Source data
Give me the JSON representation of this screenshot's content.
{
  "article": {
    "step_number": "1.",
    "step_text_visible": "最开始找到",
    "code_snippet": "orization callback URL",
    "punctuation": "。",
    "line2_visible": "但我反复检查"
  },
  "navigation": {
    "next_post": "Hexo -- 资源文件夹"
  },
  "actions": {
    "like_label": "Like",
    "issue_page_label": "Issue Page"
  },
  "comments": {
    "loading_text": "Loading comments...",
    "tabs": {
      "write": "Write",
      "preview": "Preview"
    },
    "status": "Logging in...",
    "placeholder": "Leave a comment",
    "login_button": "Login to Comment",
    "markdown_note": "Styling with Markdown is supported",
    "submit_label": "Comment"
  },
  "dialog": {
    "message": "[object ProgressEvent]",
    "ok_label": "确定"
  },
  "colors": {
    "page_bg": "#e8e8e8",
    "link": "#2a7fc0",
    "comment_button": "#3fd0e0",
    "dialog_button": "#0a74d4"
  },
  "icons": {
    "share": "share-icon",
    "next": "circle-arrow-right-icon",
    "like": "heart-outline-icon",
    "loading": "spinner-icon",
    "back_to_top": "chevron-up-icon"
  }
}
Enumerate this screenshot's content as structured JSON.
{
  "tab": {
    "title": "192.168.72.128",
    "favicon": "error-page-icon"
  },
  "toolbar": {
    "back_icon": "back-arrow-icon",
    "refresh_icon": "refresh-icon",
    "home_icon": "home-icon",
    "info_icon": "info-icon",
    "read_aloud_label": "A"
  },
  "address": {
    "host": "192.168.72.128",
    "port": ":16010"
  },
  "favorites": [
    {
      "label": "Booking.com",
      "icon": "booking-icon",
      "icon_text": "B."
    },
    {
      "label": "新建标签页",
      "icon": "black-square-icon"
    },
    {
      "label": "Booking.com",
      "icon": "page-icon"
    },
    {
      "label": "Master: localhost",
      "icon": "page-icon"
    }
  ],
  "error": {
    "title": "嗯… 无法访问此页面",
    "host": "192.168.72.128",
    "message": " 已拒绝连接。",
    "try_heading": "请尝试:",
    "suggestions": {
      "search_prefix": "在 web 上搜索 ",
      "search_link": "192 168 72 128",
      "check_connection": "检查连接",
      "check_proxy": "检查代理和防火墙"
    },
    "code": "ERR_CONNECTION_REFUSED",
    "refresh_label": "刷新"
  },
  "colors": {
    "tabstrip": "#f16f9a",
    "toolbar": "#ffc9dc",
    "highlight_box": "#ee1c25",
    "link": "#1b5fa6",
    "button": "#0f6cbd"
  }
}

> [Set problem]
Return every line containing "comments".

> [Result]
  "comments": {
    "loading_text": "Loading comments...",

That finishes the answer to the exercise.